Exercise prompt: Omit any picture, and return the remaining data exactly as written.

Dataset items:
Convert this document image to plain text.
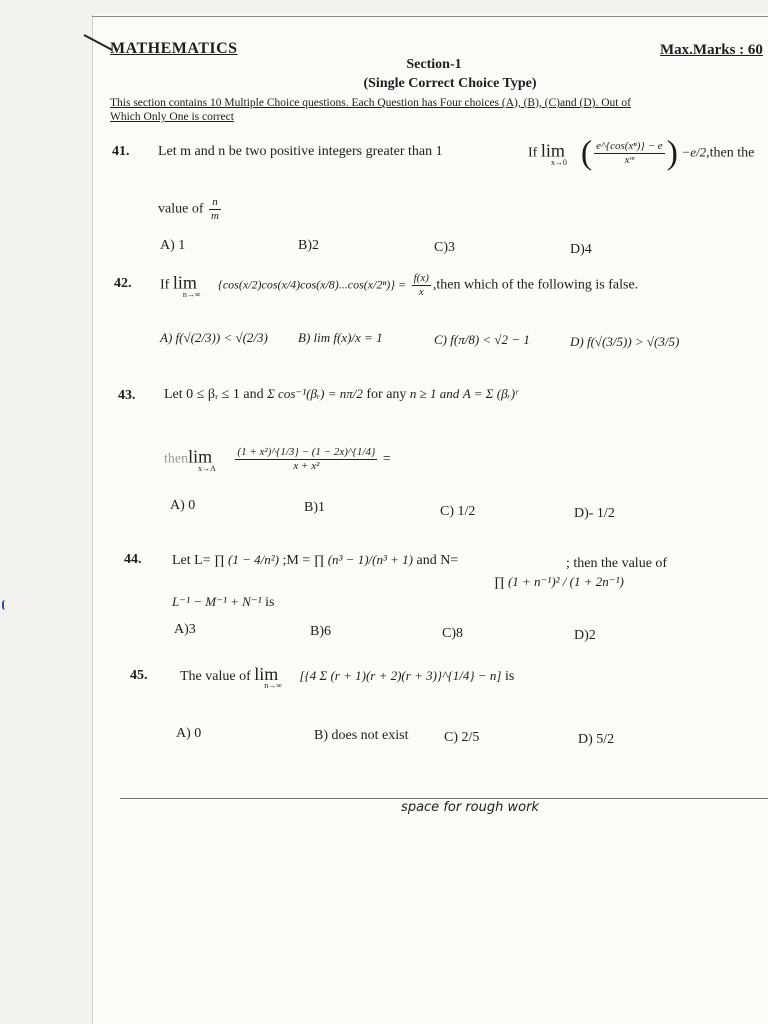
MATHEMATICS	Max.Marks : 60
Section-1
(Single Correct Choice Type)
This section contains 10 Multiple Choice questions. Each Question has Four choices (A), (B), (C)and (D). Out of
Which Only One is correct
41. Let m and n be two positive integers greater than 1	If $\lim_{x\to 0}$ ( $\frac{\text{e\textasciicircum{}\{cos(xⁿ)\} − e}}{\text{xᵐ}}$ ) −e/2,then the
value of $\frac{n}{m}$
A) 1	B)2	C)3	D)4
42. If $\lim_{n\to\infty} \{\cos(x/2)\cos(x/4)\cos(x/8)...\cos(x/2^n)\} = \frac{f(x)}{x}$ ,then which of the following is false.
A) f(√(2/3)) < √(2/3) B) lim f(x)/x = 1	C) f(π/8) < √2 − 1	D) f(√(3/5)) > √(3/5)
43. Let 0 ≤ βᵣ ≤ 1 and Σ cos⁻¹(βᵣ) = nπ/2 for any n ≥ 1 and A = Σ (βᵣ)ʳ
thenlim$_{x\to A}$ $\frac{\text{(1 + x²)\textasciicircum{}\{1/3\} − (1 − 2x)\textasciicircum{}\{1/4\}}}{\text{x + x²}}$ =
A) 0	B)1	C) 1/2	D)- 1/2
44. Let L= ∏ (1 − 4/n²) ;M = ∏ (n³ − 1)/(n³ + 1) and N=
∏ (1 + n⁻¹)² / (1 + 2n⁻¹)
; then the value of
L⁻¹ − M⁻¹ + N⁻¹ is
A)3	B)6	C)8	D)2
45. The value of $\lim_{n\to\infty} [\{4$ Σ (r + 1)(r + 2)(r + 3)}^{1/4} − n] is
A) 0	B) does not exist	C) 2/5	D) 5/2
space for rough work
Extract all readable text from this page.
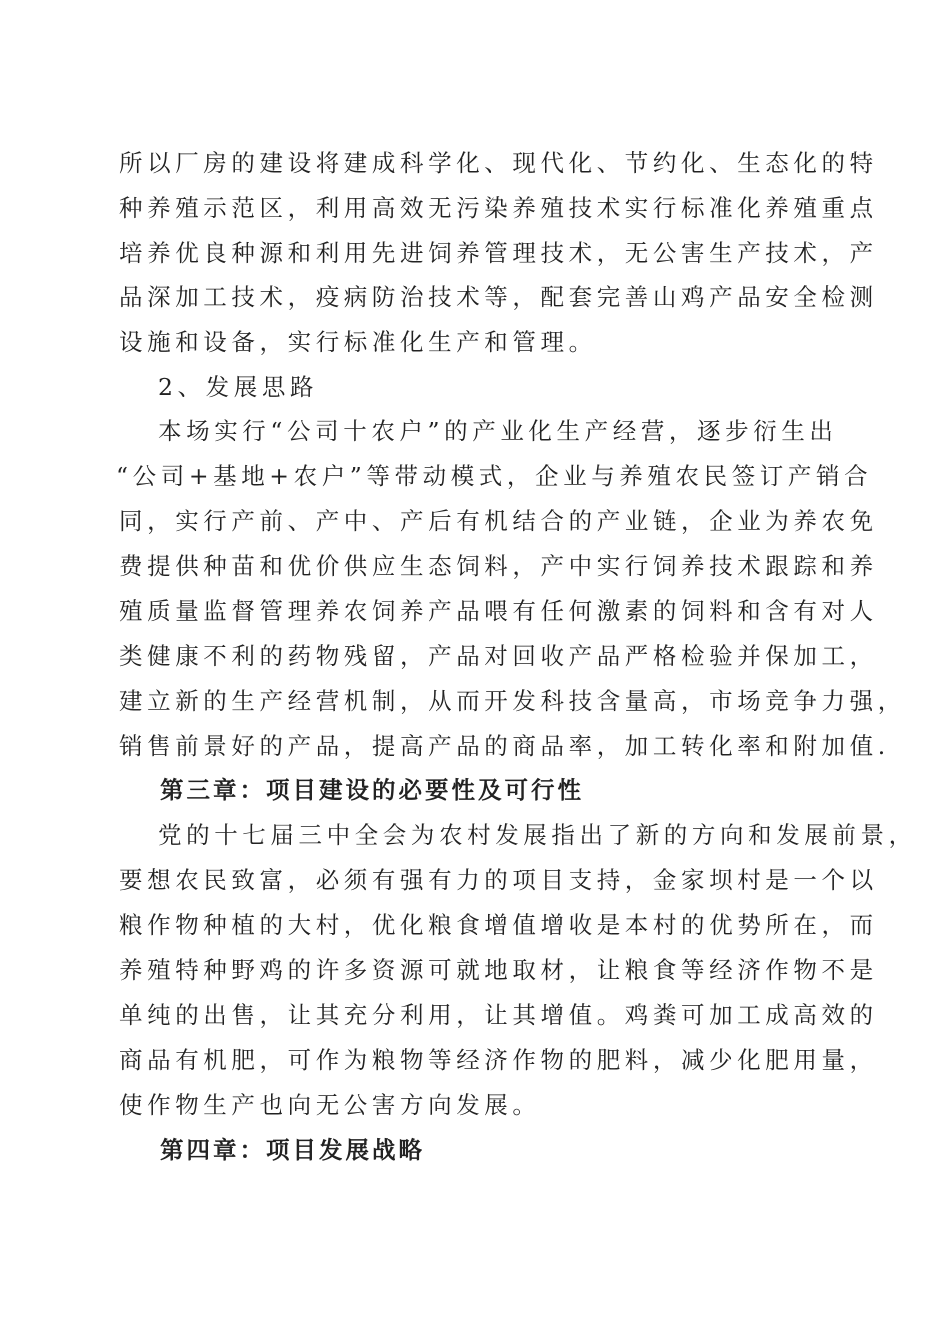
所以厂房的建设将建成科学化、现代化、节约化、生态化的特
种养殖示范区，利用高效无污染养殖技术实行标准化养殖重点
培养优良种源和利用先进饲养管理技术，无公害生产技术，产
品深加工技术，疫病防治技术等，配套完善山鸡产品安全检测
设施和设备，实行标准化生产和管理。
2、发展思路
本场实行“公司十农户”的产业化生产经营，逐步衍生出
“公司+基地+农户”等带动模式，企业与养殖农民签订产销合
同，实行产前、产中、产后有机结合的产业链，企业为养农免
费提供种苗和优价供应生态饲料，产中实行饲养技术跟踪和养
殖质量监督管理养农饲养产品喂有任何激素的饲料和含有对人
类健康不利的药物残留，产品对回收产品严格检验并保加工，
建立新的生产经营机制，从而开发科技含量高，市场竞争力强，
销售前景好的产品，提高产品的商品率，加工转化率和附加值.
第三章：项目建设的必要性及可行性
党的十七届三中全会为农村发展指出了新的方向和发展前景，
要想农民致富，必须有强有力的项目支持，金家坝村是一个以
粮作物种植的大村，优化粮食增值增收是本村的优势所在，而
养殖特种野鸡的许多资源可就地取材，让粮食等经济作物不是
单纯的出售，让其充分利用，让其增值。鸡粪可加工成高效的
商品有机肥，可作为粮物等经济作物的肥料，减少化肥用量，
使作物生产也向无公害方向发展。
第四章：项目发展战略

Result for this exercise:
Convert this document image to plain text.
MATHEMATICS	Max.Marks : 60
Section-1
(Single Correct Choice Type)
This section contains 10 Multiple Choice questions. Each Question has Four choices (A), (B), (C)and (D). Out of
Which Only One is correct
41. Let m and n be two positive integers greater than 1	If $\lim_{x\to 0}$ ( $\frac{\text{e\textasciicircum{}\{cos(xⁿ)\} − e}}{\text{xᵐ}}$ ) −e/2,then the
value of $\frac{n}{m}$
A) 1	B)2	C)3	D)4
42. If $\lim_{n\to\infty} \{\cos(x/2)\cos(x/4)\cos(x/8)...\cos(x/2^n)\} = \frac{f(x)}{x}$ ,then which of the following is false.
A) f(√(2/3)) < √(2/3) B) lim f(x)/x = 1	C) f(π/8) < √2 − 1	D) f(√(3/5)) > √(3/5)
43. Let 0 ≤ βᵣ ≤ 1 and Σ cos⁻¹(βᵣ) = nπ/2 for any n ≥ 1 and A = Σ (βᵣ)ʳ
thenlim$_{x\to A}$ $\frac{\text{(1 + x²)\textasciicircum{}\{1/3\} − (1 − 2x)\textasciicircum{}\{1/4\}}}{\text{x + x²}}$ =
A) 0	B)1	C) 1/2	D)- 1/2
44. Let L= ∏ (1 − 4/n²) ;M = ∏ (n³ − 1)/(n³ + 1) and N=
∏ (1 + n⁻¹)² / (1 + 2n⁻¹)
; then the value of
L⁻¹ − M⁻¹ + N⁻¹ is
A)3	B)6	C)8	D)2
45. The value of $\lim_{n\to\infty} [\{4$ Σ (r + 1)(r + 2)(r + 3)}^{1/4} − n] is
A) 0	B) does not exist	C) 2/5	D) 5/2
space for rough work
Extract all readable text from this page.
所以厂房的建设将建成科学化、现代化、节约化、生态化的特
种养殖示范区，利用高效无污染养殖技术实行标准化养殖重点
培养优良种源和利用先进饲养管理技术，无公害生产技术，产
品深加工技术，疫病防治技术等，配套完善山鸡产品安全检测
设施和设备，实行标准化生产和管理。
2、发展思路
本场实行“公司十农户”的产业化生产经营，逐步衍生出
“公司+基地+农户”等带动模式，企业与养殖农民签订产销合
同，实行产前、产中、产后有机结合的产业链，企业为养农免
费提供种苗和优价供应生态饲料，产中实行饲养技术跟踪和养
殖质量监督管理养农饲养产品喂有任何激素的饲料和含有对人
类健康不利的药物残留，产品对回收产品严格检验并保加工，
建立新的生产经营机制，从而开发科技含量高，市场竞争力强，
销售前景好的产品，提高产品的商品率，加工转化率和附加值.
第三章：项目建设的必要性及可行性
党的十七届三中全会为农村发展指出了新的方向和发展前景，
要想农民致富，必须有强有力的项目支持，金家坝村是一个以
粮作物种植的大村，优化粮食增值增收是本村的优势所在，而
养殖特种野鸡的许多资源可就地取材，让粮食等经济作物不是
单纯的出售，让其充分利用，让其增值。鸡粪可加工成高效的
商品有机肥，可作为粮物等经济作物的肥料，减少化肥用量，
使作物生产也向无公害方向发展。
第四章：项目发展战略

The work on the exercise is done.